Entries taken from a collection:
** BEGIN **
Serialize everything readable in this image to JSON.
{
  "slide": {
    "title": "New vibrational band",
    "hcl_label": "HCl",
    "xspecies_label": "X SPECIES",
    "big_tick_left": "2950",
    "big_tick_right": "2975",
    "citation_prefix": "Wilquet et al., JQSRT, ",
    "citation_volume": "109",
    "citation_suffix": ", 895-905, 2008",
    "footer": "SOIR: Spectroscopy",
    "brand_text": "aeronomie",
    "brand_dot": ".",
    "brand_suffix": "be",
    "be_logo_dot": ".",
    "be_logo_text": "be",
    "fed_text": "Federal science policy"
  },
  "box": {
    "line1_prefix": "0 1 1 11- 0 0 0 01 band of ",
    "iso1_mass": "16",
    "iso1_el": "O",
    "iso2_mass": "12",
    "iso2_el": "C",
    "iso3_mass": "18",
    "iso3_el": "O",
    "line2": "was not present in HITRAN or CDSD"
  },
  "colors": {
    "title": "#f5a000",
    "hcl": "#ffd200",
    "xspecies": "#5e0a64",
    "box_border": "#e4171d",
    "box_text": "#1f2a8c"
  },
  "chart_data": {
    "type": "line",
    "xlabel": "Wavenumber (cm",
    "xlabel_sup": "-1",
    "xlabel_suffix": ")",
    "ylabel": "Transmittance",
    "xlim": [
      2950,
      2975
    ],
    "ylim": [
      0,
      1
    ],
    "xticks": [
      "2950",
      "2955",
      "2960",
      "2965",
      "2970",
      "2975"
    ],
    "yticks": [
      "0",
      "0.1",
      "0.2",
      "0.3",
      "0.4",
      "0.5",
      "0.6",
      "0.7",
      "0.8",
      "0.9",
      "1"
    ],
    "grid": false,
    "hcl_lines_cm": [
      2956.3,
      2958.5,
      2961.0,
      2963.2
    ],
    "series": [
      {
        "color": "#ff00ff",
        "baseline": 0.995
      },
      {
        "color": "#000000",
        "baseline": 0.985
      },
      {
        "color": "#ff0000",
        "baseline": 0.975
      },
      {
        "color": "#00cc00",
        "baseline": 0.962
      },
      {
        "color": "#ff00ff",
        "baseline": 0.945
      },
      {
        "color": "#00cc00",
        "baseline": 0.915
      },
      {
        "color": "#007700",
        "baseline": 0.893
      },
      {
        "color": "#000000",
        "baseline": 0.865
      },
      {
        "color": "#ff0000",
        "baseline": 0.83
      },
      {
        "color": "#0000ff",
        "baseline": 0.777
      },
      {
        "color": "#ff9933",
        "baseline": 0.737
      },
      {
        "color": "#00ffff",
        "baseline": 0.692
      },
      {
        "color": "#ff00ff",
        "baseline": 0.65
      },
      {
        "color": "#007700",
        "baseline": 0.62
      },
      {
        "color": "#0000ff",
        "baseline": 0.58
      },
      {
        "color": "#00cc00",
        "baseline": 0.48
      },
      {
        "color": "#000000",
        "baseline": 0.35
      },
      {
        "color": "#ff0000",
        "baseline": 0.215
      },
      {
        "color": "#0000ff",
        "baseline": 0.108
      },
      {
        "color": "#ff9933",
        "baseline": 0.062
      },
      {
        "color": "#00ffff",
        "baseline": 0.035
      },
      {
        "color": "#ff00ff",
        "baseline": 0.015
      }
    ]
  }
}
** END **
Direction: Using the data above, print every record exactly as shown.

Solution below:
Serialize everything readable in this image to JSON.
{
  "slide": {
    "title": "New vibrational band",
    "hcl_label": "HCl",
    "xspecies_label": "X SPECIES",
    "big_tick_left": "2950",
    "big_tick_right": "2975",
    "citation_prefix": "Wilquet et al., JQSRT, ",
    "citation_volume": "109",
    "citation_suffix": ", 895-905, 2008",
    "footer": "SOIR: Spectroscopy",
    "brand_text": "aeronomie",
    "brand_dot": ".",
    "brand_suffix": "be",
    "be_logo_dot": ".",
    "be_logo_text": "be",
    "fed_text": "Federal science policy"
  },
  "box": {
    "line1_prefix": "0 1 1 11- 0 0 0 01 band of ",
    "iso1_mass": "16",
    "iso1_el": "O",
    "iso2_mass": "12",
    "iso2_el": "C",
    "iso3_mass": "18",
    "iso3_el": "O",
    "line2": "was not present in HITRAN or CDSD"
  },
  "colors": {
    "title": "#f5a000",
    "hcl": "#ffd200",
    "xspecies": "#5e0a64",
    "box_border": "#e4171d",
    "box_text": "#1f2a8c"
  },
  "chart_data": {
    "type": "line",
    "xlabel": "Wavenumber (cm",
    "xlabel_sup": "-1",
    "xlabel_suffix": ")",
    "ylabel": "Transmittance",
    "xlim": [
      2950,
      2975
    ],
    "ylim": [
      0,
      1
    ],
    "xticks": [
      "2950",
      "2955",
      "2960",
      "2965",
      "2970",
      "2975"
    ],
    "yticks": [
      "0",
      "0.1",
      "0.2",
      "0.3",
      "0.4",
      "0.5",
      "0.6",
      "0.7",
      "0.8",
      "0.9",
      "1"
    ],
    "grid": false,
    "hcl_lines_cm": [
      2956.3,
      2958.5,
      2961.0,
      2963.2
    ],
    "series": [
      {
        "color": "#ff00ff",
        "baseline": 0.995
      },
      {
        "color": "#000000",
        "baseline": 0.985
      },
      {
        "color": "#ff0000",
        "baseline": 0.975
      },
      {
        "color": "#00cc00",
        "baseline": 0.962
      },
      {
        "color": "#ff00ff",
        "baseline": 0.945
      },
      {
        "color": "#00cc00",
        "baseline": 0.915
      },
      {
        "color": "#007700",
        "baseline": 0.893
      },
      {
        "color": "#000000",
        "baseline": 0.865
      },
      {
        "color": "#ff0000",
        "baseline": 0.83
      },
      {
        "color": "#0000ff",
        "baseline": 0.777
      },
      {
        "color": "#ff9933",
        "baseline": 0.737
      },
      {
        "color": "#00ffff",
        "baseline": 0.692
      },
      {
        "color": "#ff00ff",
        "baseline": 0.65
      },
      {
        "color": "#007700",
        "baseline": 0.62
      },
      {
        "color": "#0000ff",
        "baseline": 0.58
      },
      {
        "color": "#00cc00",
        "baseline": 0.48
      },
      {
        "color": "#000000",
        "baseline": 0.35
      },
      {
        "color": "#ff0000",
        "baseline": 0.215
      },
      {
        "color": "#0000ff",
        "baseline": 0.108
      },
      {
        "color": "#ff9933",
        "baseline": 0.062
      },
      {
        "color": "#00ffff",
        "baseline": 0.035
      },
      {
        "color": "#ff00ff",
        "baseline": 0.015
      }
    ]
  }
}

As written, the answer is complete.